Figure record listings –
-*-*-

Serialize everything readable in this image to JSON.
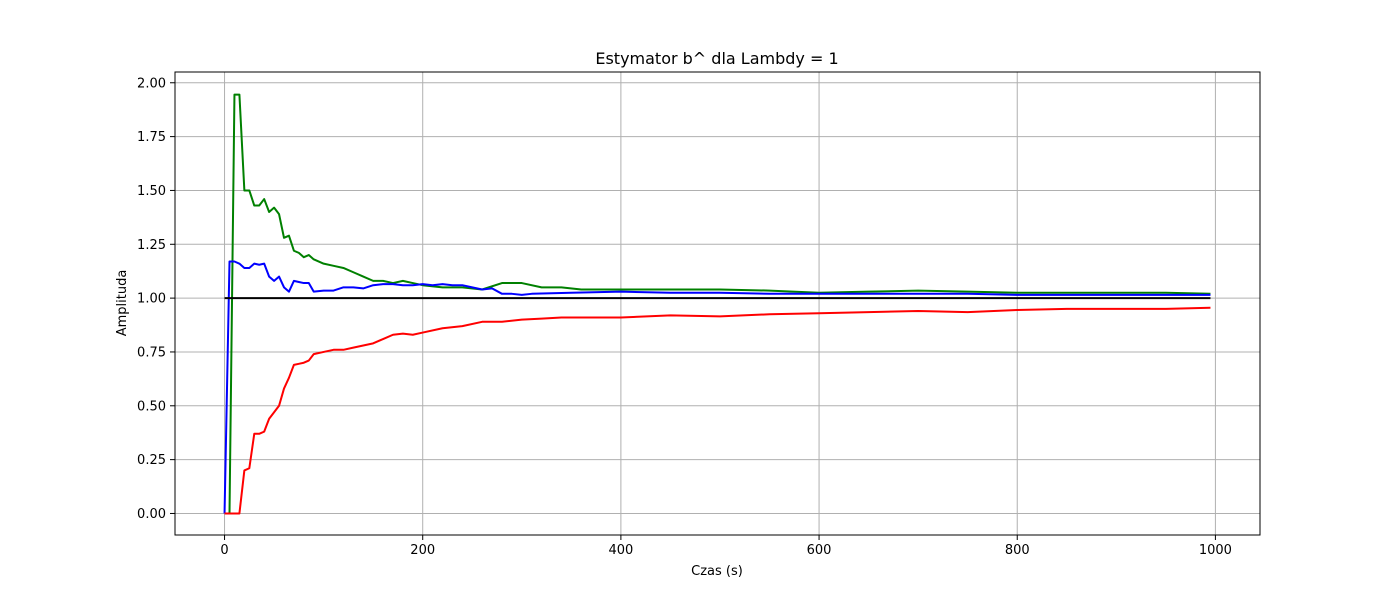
{
  "chart_data": {
    "type": "line",
    "title": "Estymator b^ dla Lambdy = 1",
    "xlabel": "Czas (s)",
    "ylabel": "Amplituda",
    "xlim": [
      -50,
      1045
    ],
    "ylim": [
      -0.1,
      2.05
    ],
    "grid": true,
    "xticks": [
      0,
      200,
      400,
      600,
      800,
      1000
    ],
    "yticks": [
      0.0,
      0.25,
      0.5,
      0.75,
      1.0,
      1.25,
      1.5,
      1.75,
      2.0
    ],
    "xtick_labels": [
      "0",
      "200",
      "400",
      "600",
      "800",
      "1000"
    ],
    "ytick_labels": [
      "0.00",
      "0.25",
      "0.50",
      "0.75",
      "1.00",
      "1.25",
      "1.50",
      "1.75",
      "2.00"
    ],
    "series": [
      {
        "name": "green",
        "color": "#008000",
        "x": [
          0,
          5,
          10,
          15,
          20,
          25,
          30,
          35,
          40,
          45,
          50,
          55,
          60,
          65,
          70,
          75,
          80,
          85,
          90,
          100,
          110,
          120,
          130,
          140,
          150,
          160,
          170,
          180,
          190,
          200,
          220,
          240,
          260,
          280,
          300,
          320,
          340,
          360,
          380,
          400,
          450,
          500,
          550,
          600,
          650,
          700,
          750,
          800,
          850,
          900,
          950,
          995
        ],
        "y": [
          0.0,
          0.0,
          1.945,
          1.945,
          1.5,
          1.5,
          1.43,
          1.43,
          1.46,
          1.4,
          1.42,
          1.39,
          1.28,
          1.29,
          1.22,
          1.21,
          1.19,
          1.2,
          1.18,
          1.16,
          1.15,
          1.14,
          1.12,
          1.1,
          1.08,
          1.08,
          1.07,
          1.08,
          1.07,
          1.06,
          1.05,
          1.05,
          1.04,
          1.07,
          1.07,
          1.05,
          1.05,
          1.04,
          1.04,
          1.04,
          1.04,
          1.04,
          1.035,
          1.025,
          1.03,
          1.035,
          1.03,
          1.025,
          1.025,
          1.025,
          1.025,
          1.02
        ]
      },
      {
        "name": "blue",
        "color": "#0000ff",
        "x": [
          0,
          5,
          10,
          15,
          20,
          25,
          30,
          35,
          40,
          45,
          50,
          55,
          60,
          65,
          70,
          75,
          80,
          85,
          90,
          100,
          110,
          120,
          130,
          140,
          150,
          160,
          170,
          180,
          190,
          200,
          210,
          220,
          230,
          240,
          250,
          260,
          270,
          280,
          290,
          300,
          310,
          350,
          400,
          450,
          500,
          550,
          600,
          650,
          700,
          750,
          800,
          850,
          900,
          950,
          995
        ],
        "y": [
          0.0,
          1.17,
          1.17,
          1.16,
          1.14,
          1.14,
          1.16,
          1.155,
          1.16,
          1.1,
          1.08,
          1.1,
          1.05,
          1.03,
          1.08,
          1.075,
          1.07,
          1.07,
          1.03,
          1.035,
          1.035,
          1.05,
          1.05,
          1.045,
          1.06,
          1.065,
          1.065,
          1.06,
          1.06,
          1.065,
          1.06,
          1.065,
          1.06,
          1.06,
          1.05,
          1.04,
          1.045,
          1.02,
          1.02,
          1.015,
          1.02,
          1.025,
          1.03,
          1.025,
          1.025,
          1.02,
          1.02,
          1.02,
          1.02,
          1.02,
          1.015,
          1.015,
          1.015,
          1.015,
          1.015
        ]
      },
      {
        "name": "black",
        "color": "#000000",
        "x": [
          0,
          995
        ],
        "y": [
          1.0,
          1.0
        ]
      },
      {
        "name": "red",
        "color": "#ff0000",
        "x": [
          0,
          5,
          10,
          15,
          20,
          25,
          30,
          35,
          40,
          45,
          50,
          55,
          60,
          65,
          70,
          75,
          80,
          85,
          90,
          100,
          110,
          120,
          130,
          140,
          150,
          160,
          170,
          180,
          190,
          200,
          220,
          240,
          260,
          280,
          300,
          320,
          340,
          360,
          380,
          400,
          450,
          500,
          550,
          600,
          650,
          700,
          750,
          800,
          850,
          900,
          950,
          995
        ],
        "y": [
          0.0,
          0.0,
          0.0,
          0.0,
          0.2,
          0.21,
          0.37,
          0.37,
          0.38,
          0.44,
          0.47,
          0.5,
          0.58,
          0.63,
          0.69,
          0.695,
          0.7,
          0.71,
          0.74,
          0.75,
          0.76,
          0.76,
          0.77,
          0.78,
          0.79,
          0.81,
          0.83,
          0.835,
          0.83,
          0.84,
          0.86,
          0.87,
          0.89,
          0.89,
          0.9,
          0.905,
          0.91,
          0.91,
          0.91,
          0.91,
          0.92,
          0.915,
          0.925,
          0.93,
          0.935,
          0.94,
          0.935,
          0.945,
          0.95,
          0.95,
          0.95,
          0.955
        ]
      }
    ]
  }
}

-*-*-

Problem to work on – Return every line from the records above that holds the word "name".

Answer to the exercise –
        "name": "green",
        "name": "blue",
        "name": "black",
        "name": "red",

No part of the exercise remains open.